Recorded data
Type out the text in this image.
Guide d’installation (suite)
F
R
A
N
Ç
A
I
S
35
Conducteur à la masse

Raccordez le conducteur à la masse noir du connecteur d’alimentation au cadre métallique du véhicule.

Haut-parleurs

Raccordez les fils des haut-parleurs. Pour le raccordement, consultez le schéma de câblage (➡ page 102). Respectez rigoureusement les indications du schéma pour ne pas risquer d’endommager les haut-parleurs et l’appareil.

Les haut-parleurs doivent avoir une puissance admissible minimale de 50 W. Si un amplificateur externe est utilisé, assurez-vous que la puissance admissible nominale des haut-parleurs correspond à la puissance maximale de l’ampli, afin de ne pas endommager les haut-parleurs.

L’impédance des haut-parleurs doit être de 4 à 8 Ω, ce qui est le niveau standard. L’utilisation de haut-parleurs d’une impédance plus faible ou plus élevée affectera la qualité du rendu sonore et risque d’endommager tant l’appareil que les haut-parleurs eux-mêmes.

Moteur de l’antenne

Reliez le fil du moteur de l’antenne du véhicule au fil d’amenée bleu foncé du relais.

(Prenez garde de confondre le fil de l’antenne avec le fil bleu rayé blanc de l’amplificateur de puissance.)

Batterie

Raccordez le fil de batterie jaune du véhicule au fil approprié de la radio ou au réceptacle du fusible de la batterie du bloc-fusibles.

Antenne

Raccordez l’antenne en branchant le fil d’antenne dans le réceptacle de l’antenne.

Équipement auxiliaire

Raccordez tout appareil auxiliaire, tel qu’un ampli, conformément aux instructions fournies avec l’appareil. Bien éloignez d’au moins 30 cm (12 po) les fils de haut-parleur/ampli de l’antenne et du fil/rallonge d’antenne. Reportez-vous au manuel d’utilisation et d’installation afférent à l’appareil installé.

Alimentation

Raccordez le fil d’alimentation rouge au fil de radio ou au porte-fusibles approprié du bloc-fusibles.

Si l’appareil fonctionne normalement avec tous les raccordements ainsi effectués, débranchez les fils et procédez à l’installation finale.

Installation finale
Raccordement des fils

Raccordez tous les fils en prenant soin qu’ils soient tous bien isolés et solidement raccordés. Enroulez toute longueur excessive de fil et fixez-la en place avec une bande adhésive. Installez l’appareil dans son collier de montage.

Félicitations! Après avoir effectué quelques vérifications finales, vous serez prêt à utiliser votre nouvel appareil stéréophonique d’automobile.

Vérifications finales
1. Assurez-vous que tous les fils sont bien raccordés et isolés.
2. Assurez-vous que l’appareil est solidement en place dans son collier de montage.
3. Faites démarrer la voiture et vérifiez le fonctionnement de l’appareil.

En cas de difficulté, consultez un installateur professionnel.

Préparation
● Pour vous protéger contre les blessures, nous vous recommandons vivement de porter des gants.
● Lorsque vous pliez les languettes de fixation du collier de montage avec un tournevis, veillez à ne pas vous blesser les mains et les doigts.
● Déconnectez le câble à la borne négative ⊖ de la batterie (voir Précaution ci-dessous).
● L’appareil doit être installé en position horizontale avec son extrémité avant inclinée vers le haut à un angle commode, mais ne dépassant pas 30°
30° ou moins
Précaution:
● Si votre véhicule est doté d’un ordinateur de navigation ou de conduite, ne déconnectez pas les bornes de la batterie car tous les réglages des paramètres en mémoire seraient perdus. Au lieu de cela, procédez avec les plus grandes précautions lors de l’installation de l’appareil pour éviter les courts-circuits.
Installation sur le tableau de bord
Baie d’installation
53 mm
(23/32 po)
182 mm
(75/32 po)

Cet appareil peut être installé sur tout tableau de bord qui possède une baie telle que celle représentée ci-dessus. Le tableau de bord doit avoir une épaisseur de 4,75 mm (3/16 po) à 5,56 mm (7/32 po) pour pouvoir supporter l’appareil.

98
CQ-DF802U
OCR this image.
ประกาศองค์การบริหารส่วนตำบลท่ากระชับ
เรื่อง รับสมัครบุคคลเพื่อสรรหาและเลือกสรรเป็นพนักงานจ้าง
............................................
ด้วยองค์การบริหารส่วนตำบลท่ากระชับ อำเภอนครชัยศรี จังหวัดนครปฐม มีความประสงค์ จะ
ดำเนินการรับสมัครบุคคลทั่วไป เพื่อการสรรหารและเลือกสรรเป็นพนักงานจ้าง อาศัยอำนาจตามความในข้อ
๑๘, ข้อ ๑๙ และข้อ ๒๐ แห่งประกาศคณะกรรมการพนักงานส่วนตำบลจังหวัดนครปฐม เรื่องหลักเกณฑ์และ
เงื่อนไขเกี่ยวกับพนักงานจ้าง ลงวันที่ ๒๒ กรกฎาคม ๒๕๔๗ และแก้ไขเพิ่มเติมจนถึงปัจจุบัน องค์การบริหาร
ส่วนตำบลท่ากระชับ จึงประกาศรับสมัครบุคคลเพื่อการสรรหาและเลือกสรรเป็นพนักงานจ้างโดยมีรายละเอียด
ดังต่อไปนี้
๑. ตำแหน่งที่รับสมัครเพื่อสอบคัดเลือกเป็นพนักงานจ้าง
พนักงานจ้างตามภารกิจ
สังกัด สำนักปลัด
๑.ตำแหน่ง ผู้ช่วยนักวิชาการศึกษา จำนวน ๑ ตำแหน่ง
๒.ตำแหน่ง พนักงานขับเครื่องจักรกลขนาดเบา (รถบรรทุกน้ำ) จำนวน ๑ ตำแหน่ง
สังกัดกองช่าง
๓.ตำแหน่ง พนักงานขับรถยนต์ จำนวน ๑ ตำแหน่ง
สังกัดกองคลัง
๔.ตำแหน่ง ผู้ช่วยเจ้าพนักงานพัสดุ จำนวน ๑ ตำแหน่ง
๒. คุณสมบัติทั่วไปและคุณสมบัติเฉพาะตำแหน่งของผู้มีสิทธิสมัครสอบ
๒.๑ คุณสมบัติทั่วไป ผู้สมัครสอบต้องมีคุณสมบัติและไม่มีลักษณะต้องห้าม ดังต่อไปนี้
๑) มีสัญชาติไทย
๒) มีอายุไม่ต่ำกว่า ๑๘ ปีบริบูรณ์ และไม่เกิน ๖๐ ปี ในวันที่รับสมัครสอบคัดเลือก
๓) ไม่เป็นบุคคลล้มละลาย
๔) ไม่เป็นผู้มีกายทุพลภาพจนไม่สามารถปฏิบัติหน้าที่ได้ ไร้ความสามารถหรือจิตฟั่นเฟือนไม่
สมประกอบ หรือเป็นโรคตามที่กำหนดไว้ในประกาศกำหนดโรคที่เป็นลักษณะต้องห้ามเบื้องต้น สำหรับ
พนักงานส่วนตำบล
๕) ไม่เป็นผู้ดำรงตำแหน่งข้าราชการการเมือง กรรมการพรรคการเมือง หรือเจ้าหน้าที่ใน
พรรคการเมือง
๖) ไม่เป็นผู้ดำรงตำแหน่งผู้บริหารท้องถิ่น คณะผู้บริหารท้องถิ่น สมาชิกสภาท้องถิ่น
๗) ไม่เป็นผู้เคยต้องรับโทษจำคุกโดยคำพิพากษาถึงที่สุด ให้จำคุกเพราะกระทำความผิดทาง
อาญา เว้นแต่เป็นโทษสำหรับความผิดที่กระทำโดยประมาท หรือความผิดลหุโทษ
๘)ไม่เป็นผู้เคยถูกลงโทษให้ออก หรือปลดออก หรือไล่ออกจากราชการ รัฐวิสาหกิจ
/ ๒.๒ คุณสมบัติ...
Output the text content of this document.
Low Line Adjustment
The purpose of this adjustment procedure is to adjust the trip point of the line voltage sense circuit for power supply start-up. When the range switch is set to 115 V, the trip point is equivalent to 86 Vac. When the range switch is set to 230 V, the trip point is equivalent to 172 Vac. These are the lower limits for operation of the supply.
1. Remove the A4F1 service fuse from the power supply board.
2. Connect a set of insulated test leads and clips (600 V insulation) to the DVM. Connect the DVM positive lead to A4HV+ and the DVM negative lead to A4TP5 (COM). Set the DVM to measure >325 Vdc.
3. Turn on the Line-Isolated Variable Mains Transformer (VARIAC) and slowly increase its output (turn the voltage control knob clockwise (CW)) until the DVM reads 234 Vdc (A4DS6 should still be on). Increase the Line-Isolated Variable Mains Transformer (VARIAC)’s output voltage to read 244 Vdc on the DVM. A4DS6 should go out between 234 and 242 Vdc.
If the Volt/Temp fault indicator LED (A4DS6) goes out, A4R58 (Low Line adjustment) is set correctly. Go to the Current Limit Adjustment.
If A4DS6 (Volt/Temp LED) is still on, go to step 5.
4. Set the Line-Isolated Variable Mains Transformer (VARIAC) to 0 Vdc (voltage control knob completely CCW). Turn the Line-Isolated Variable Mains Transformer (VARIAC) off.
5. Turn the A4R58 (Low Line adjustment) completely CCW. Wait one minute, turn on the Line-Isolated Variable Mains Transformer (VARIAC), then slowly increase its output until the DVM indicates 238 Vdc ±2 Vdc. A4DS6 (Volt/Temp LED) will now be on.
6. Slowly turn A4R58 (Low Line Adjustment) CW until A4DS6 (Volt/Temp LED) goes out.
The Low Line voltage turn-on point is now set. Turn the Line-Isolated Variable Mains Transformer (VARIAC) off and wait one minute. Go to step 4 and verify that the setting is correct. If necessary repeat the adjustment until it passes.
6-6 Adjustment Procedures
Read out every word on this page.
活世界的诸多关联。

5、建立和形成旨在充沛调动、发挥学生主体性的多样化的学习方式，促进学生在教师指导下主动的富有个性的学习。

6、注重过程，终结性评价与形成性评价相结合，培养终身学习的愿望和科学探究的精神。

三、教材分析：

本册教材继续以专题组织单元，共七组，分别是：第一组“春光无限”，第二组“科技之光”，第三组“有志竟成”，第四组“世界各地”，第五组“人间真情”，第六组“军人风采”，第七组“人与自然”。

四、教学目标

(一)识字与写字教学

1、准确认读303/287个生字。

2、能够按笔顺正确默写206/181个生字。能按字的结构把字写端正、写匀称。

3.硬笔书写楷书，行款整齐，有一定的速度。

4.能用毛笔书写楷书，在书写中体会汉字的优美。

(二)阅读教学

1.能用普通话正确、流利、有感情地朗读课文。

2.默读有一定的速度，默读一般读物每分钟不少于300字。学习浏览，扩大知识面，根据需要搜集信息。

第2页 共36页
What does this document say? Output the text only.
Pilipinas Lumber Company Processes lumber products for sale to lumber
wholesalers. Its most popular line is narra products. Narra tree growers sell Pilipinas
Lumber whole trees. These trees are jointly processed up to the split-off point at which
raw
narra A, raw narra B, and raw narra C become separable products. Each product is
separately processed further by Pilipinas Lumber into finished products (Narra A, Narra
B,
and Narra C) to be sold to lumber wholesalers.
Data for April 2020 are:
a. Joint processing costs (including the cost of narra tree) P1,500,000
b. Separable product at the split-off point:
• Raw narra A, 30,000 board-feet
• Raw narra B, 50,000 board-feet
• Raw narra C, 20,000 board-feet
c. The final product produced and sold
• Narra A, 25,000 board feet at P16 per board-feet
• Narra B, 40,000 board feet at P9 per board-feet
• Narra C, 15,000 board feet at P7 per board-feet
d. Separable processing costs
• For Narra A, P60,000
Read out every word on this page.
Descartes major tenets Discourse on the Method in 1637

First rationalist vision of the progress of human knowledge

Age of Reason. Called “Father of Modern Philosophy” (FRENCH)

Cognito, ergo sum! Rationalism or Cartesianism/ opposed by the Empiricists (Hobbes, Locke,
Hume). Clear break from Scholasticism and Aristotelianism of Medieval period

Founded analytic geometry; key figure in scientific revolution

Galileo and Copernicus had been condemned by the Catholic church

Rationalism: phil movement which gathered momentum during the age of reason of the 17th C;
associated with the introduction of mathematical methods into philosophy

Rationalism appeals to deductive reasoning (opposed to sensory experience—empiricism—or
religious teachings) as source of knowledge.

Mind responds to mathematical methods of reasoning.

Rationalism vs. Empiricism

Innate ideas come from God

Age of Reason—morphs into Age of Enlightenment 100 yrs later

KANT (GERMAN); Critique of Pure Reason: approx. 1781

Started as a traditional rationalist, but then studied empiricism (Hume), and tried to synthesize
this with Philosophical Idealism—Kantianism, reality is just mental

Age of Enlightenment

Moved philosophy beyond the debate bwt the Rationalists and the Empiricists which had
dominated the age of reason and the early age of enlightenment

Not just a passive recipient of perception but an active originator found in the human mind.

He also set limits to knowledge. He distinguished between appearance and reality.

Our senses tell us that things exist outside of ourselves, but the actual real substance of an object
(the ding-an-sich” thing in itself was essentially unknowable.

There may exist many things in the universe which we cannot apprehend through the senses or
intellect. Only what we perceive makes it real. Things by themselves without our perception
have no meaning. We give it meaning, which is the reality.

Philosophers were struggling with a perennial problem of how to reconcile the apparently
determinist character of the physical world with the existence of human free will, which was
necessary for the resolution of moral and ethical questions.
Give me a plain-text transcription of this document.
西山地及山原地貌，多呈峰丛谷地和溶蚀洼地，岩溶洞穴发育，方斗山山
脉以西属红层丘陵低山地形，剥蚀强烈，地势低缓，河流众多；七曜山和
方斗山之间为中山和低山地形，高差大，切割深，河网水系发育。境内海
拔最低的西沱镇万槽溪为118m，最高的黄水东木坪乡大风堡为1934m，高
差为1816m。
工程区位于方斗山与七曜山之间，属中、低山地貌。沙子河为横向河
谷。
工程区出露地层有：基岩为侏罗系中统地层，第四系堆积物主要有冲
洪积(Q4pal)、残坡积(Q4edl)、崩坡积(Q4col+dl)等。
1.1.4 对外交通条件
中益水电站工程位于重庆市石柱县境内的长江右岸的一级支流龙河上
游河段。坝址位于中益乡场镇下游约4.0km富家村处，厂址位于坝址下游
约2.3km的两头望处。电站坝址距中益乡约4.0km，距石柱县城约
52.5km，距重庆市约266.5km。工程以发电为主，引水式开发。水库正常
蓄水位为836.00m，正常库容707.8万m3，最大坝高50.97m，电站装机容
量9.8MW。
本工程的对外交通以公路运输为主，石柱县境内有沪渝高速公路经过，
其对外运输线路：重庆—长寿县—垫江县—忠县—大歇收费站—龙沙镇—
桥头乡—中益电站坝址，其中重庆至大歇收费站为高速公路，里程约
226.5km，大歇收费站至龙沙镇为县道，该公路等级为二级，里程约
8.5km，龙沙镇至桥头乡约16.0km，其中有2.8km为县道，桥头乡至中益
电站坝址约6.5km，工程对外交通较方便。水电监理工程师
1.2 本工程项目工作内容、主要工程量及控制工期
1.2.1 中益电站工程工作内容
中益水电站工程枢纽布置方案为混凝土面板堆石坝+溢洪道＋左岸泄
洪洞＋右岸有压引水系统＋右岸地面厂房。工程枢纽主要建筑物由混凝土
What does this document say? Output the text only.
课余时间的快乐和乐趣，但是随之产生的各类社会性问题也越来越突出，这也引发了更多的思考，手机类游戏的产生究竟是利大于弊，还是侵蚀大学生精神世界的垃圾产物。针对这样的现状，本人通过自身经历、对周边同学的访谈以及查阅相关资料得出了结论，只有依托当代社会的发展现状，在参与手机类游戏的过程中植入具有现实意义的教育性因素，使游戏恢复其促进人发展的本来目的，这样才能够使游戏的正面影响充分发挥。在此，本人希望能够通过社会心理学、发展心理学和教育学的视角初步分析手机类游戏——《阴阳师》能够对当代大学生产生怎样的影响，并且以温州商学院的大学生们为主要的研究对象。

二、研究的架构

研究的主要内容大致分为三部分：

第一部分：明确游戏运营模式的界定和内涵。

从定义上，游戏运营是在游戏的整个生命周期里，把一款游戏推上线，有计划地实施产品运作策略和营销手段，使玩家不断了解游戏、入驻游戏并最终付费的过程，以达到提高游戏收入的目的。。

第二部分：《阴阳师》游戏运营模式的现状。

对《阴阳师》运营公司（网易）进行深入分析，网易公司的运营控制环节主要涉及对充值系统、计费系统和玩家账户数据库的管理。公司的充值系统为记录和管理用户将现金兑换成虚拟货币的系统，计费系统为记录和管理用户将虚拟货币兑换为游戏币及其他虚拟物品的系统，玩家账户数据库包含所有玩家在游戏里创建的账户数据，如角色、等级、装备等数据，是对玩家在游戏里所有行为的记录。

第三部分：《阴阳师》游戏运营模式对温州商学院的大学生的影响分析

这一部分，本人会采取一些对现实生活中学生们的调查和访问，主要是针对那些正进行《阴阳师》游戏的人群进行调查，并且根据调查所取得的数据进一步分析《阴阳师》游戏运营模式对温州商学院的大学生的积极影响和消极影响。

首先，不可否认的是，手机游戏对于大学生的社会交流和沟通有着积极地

Required work
Extract all lines from the data in which "moins" is found.

Finished task
Raccordez tout appareil auxiliaire, tel qu’un ampli, conformément aux instructions fournies avec l’appareil. Bien éloignez d’au moins 30 cm (12 po) les fils de haut-parleur/ampli de l’antenne et du fil/rallonge d’antenne. Reportez-vous au manuel d’utilisation et d’installation afférent à l’appareil installé.
30° ou moins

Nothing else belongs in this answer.